- Prompt: Each line from the line holding "Extract all readable text from this page." through the last line should be written out exactly, with nothing else and no images.
──────────
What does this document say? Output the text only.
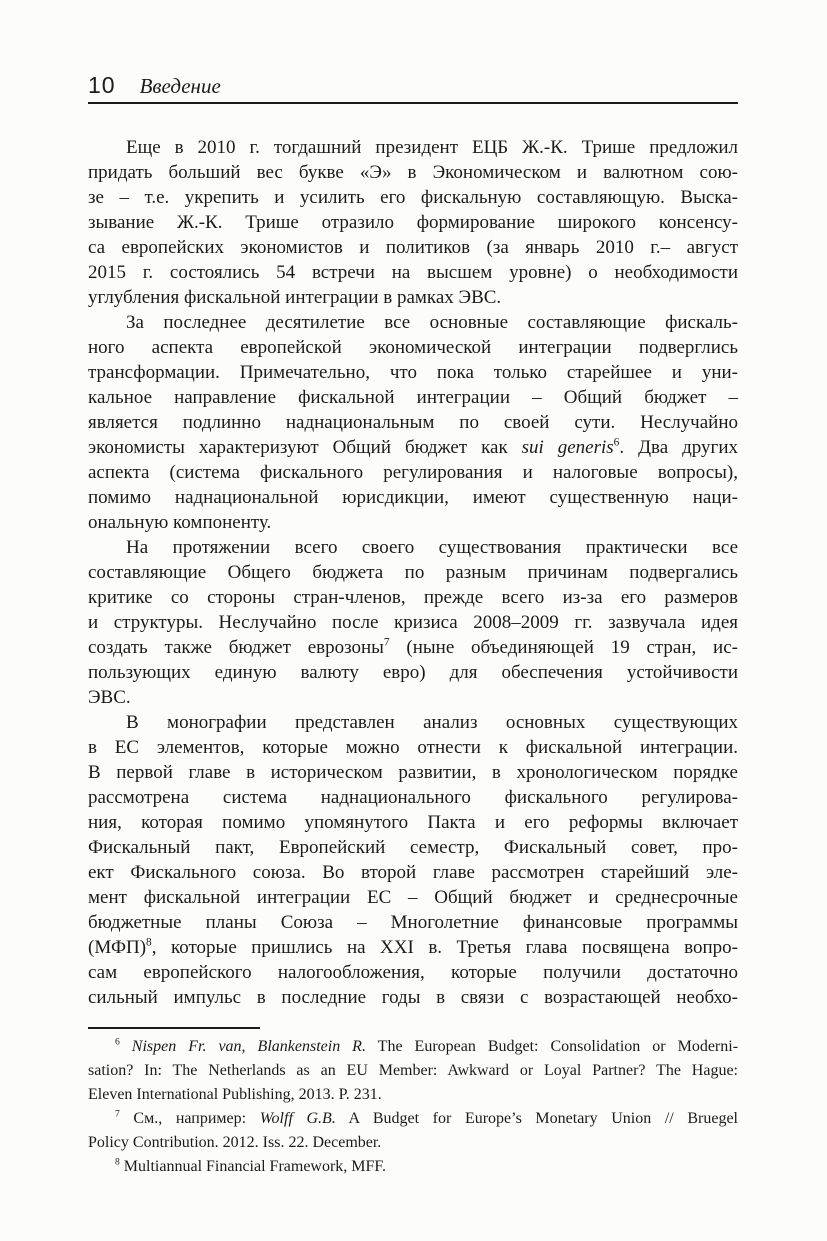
10 Введение
Еще в 2010 г. тогдашний президент ЕЦБ Ж.-К. Трише предложил
придать больший вес букве «Э» в Экономическом и валютном сою-
зе – т.е. укрепить и усилить его фискальную составляющую. Выска-
зывание Ж.-К. Трише отразило формирование широкого консенсу-
са европейских экономистов и политиков (за январь 2010 г.– август
2015 г. состоялись 54 встречи на высшем уровне) о необходимости
углубления фискальной интеграции в рамках ЭВС.
За последнее десятилетие все основные составляющие фискаль-
ного аспекта европейской экономической интеграции подверглись
трансформации. Примечательно, что пока только старейшее и уни-
кальное направление фискальной интеграции – Общий бюджет –
является подлинно наднациональным по своей сути. Неслучайно
экономисты характеризуют Общий бюджет как sui generis$^6$. Два других
аспекта (система фискального регулирования и налоговые вопросы),
помимо наднациональной юрисдикции, имеют существенную наци-
ональную компоненту.
На протяжении всего своего существования практически все
составляющие Общего бюджета по разным причинам подвергались
критике со стороны стран-членов, прежде всего из-за его размеров
и структуры. Неслучайно после кризиса 2008–2009 гг. зазвучала идея
создать также бюджет еврозоны$^7$ (ныне объединяющей 19 стран, ис-
пользующих единую валюту евро) для обеспечения устойчивости
ЭВС.
В монографии представлен анализ основных существующих
в ЕС элементов, которые можно отнести к фискальной интеграции.
В первой главе в историческом развитии, в хронологическом порядке
рассмотрена система наднационального фискального регулирова-
ния, которая помимо упомянутого Пакта и его реформы включает
Фискальный пакт, Европейский семестр, Фискальный совет, про-
ект Фискального союза. Во второй главе рассмотрен старейший эле-
мент фискальной интеграции ЕС – Общий бюджет и среднесрочные
бюджетные планы Союза – Многолетние финансовые программы
(МФП)$^8$, которые пришлись на XXI в. Третья глава посвящена вопро-
сам европейского налогообложения, которые получили достаточно
сильный импульс в последние годы в связи с возрастающей необхо-
$^6$ Nispen Fr. van, Blankenstein R. The European Budget: Consolidation or Moderni-
sation? In: The Netherlands as an EU Member: Awkward or Loyal Partner? The Hague:
Eleven International Publishing, 2013. P. 231.
$^7$ См., например: Wolff G.B. A Budget for Europe’s Monetary Union // Bruegel
Policy Contribution. 2012. Iss. 22. December.
$^8$ Multiannual Financial Framework, MFF.
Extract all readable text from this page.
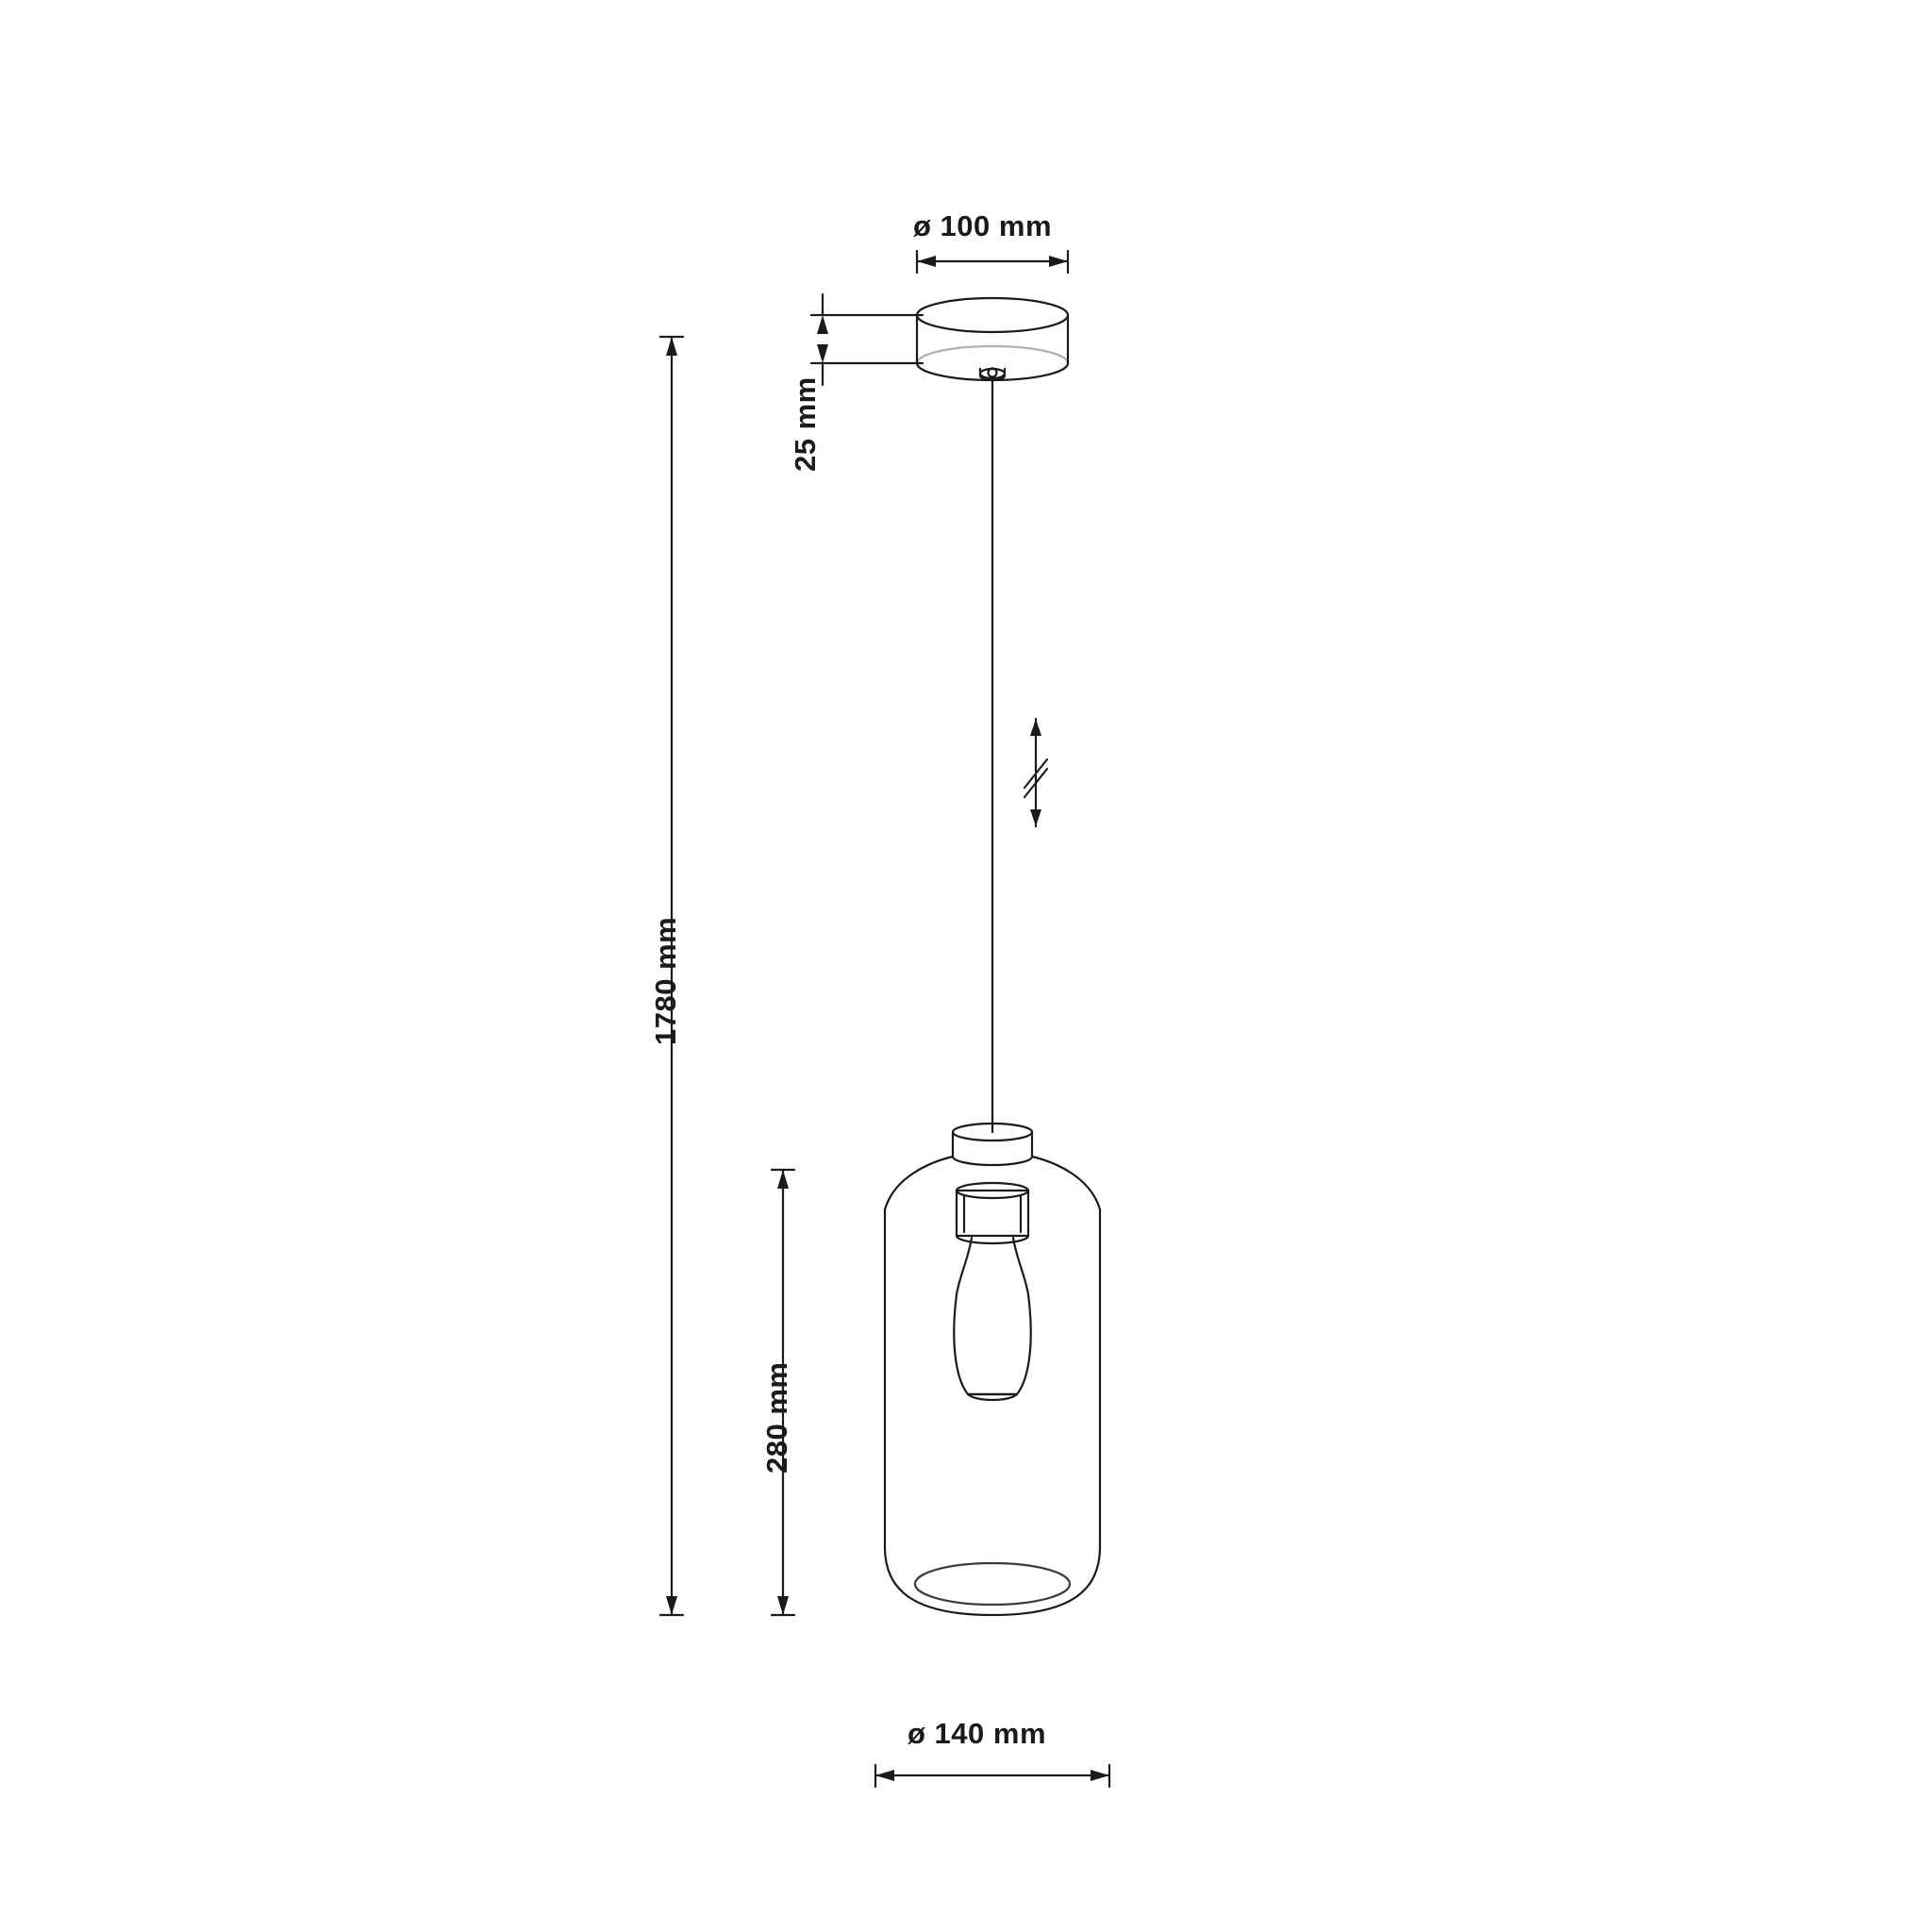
ø 100 mm
25 mm
1780 mm
280 mm
ø 140 mm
──────────
- Reply:
Extract all readable text from this page.
ø 100 mm
25 mm
1780 mm
280 mm
ø 140 mm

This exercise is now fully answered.